*** Supplied material ***

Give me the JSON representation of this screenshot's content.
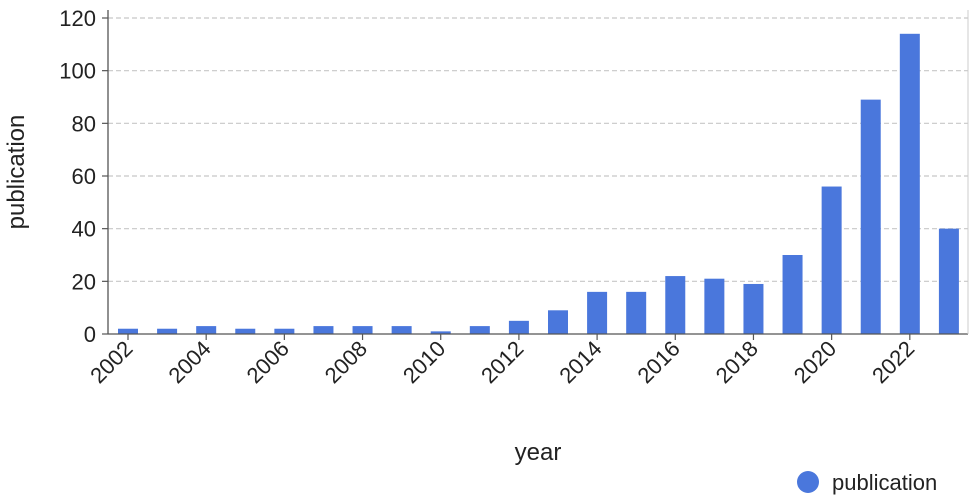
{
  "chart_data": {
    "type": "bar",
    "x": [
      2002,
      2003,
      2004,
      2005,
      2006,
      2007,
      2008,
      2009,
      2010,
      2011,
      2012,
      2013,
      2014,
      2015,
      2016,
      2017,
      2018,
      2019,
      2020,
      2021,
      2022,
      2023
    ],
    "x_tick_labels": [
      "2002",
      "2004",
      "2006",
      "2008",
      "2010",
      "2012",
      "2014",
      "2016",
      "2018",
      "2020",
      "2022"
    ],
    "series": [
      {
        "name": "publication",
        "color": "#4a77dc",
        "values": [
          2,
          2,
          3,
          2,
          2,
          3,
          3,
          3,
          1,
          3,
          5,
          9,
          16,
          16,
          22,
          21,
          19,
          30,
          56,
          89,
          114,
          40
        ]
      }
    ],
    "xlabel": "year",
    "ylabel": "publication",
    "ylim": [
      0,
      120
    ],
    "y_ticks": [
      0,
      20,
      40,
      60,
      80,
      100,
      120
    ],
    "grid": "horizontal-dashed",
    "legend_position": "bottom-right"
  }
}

***

# [Written instruction]
Report how many lines of the entries hold the string "publication". Provide the number alone.

# [Written solution]
2